*SELECTED EXCERPT*
######
In 'The Kentucky Tolmans,' beef steak, fried potatoes,
stewed corn, and coffee are served at the jail.
Hannah makes Matt some cornpone.
In 'The Tragedian,' Joe the restaurant owner is played
by James Nusser.
Joe: "I got no more cockroaches than anybody else in Dodge."
Chester: "Yeah, but yours is bigger."
Joe: "That's because the food here is better."
In 'Old Fool,' a straying husband learns how a big fire
can make beans taste even better. This episode will make you
want to learn the hallowed & hollowed tradition of cooking
"bean hole beans," just like an old Penobscot would have done it
in old Maine.
In 'Trojan War,' Matt has to go serve warning to a tableful
of baddies in Delmonico's, but first he asks Kitty
to 'order me some sausage and buckwheat cakes.'
It makes sense that Chester would drink rye just like Matt.
But in 'Bear Trap,' it is mentioned that Chester
has his glass of rye with a little dab of sugar.
In the tv version of 'Dooley Surrenders,'
Chester put six teaspoonfuls of sugar in his coffee.
Walter Brennan serving a chuck wagon plate
to William Elliott in The Showdown (1950):
"Fillin' a man's stomach is like greasin' a dry wheel--
takes the growl out of him."
From 'Hard Virtue':
Kitty: "You know, that's a better beer
than we've been getting lately."
Matt: "Yeah, I think it is."
Kitty: "Maybe I ought to start charging more for it."
Matt: "Uhhh--on second thought, it's kinda flat, isn't it?"
Kitty: "You're a hard man, Matthew."
Chester's 'To Die For' List:
In 'The Impostor,' an episode of Cheyenne,
there was a little restaurant that has a window bar
opening out into the boardwalk.
You can sit on stools under a striped awning that says:
"Chili & Tacos."
In Steve McQueen's series Wanted Dead or Alive,
there was a "Wong's Chinese American Restaurant."
In the radio western Luke Slaughter of Tombstone,
sidekick Wichita wants a cook who can make proper
'lard-fried steaks and mashed turnips.'
He himself makes 'sonavagun stew and biscuits'
for a friend who's in jail.
In the 1949 movie 'Brimstone,'
there was a lunch wagon parked on the main street.
it served coffee, bacon, eggs, ham, and grits.
######
*SUPPLIED ENTRIES*
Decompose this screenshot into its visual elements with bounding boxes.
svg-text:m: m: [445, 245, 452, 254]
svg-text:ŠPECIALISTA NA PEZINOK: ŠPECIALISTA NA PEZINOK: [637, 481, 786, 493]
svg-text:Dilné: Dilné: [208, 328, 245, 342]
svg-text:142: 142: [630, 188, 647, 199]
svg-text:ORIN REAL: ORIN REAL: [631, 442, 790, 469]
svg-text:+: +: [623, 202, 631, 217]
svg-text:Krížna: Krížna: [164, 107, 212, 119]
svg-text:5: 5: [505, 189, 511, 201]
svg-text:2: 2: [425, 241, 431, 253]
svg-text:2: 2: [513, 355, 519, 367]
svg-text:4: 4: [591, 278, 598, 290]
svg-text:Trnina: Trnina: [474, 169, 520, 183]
######
*EXERCISE REQUIREMENTS*
[1] Reproduce the part of the notes on food in westerns that runs from "In 'Trojan War,'" to "just like Matt.".
[2] Keep writing the notes on food in westerns, starting after their last line.

*RESPONSES TO THE EXERCISE*
[1]
In 'Trojan War,' Matt has to go serve warning to a tableful
of baddies in Delmonico's, but first he asks Kitty
to 'order me some sausage and buckwheat cakes.'
It makes sense that Chester would drink rye just like Matt.

[2]
In the movie 'Shane,' when Jean Arthur slices and serves
the dessert pie, she gives them each a quarter of the pie!
Sometimes in the b&w hrs, laid out on the bar
of the Long Branch are the makins' for a sandwich.
Question: Which three guest stars playing what characters
in what episodes, made a bit out of making a Long Branch sandwich?
Of course, Roger Ewing as Thad in 'Wishbone' made one,
but he was a regular.
Answers: John Dehner as Caleb in 'Caleb,'
James Hampton as Jeb in 'Jeb,'
and Beau Bridges as... Jason in 'My Father's Guitar.'
If you want to see how thin James Arness' Matt
was at the very beginning,
check out the first-filmed tv episode, 'Hack Prine.'
Ironically, it wasn't William Conrad's Matt who was fat on radio,
but Chester.
In 'Magnus,' his brother visits Dodge and exclaims:
"Chester, you have got sloppy fat!"
In 'Saludos,' Chester complains that he has either
gotten bigger, or his saddle has gotten smaller;
Matt, riding behind him, remarks that the view from behind
is even worse.
Chester & Matt break their fast in 'Dodge Podge':
"You know, Mr. Dillon, there just ain't nothin' like
a half dozen fried eggs to start a man off right, in the morning."
"Yeah, I imagine a hog wakes up with pretty much
the same feeling, Chester."
A food-minded sidekick was not a new thing in westerns.
Five years before, in the Wild Bill Hickok episode 'Warpath or Peace,'
Jingles (played by Andy Devine) and Bill had this talk:
"You know, a cow feedin' in this valley would get fat
as a butterball. Hmn... butterball. Say, Bill, that reminds me... "
"Speaking of feed always reminds you."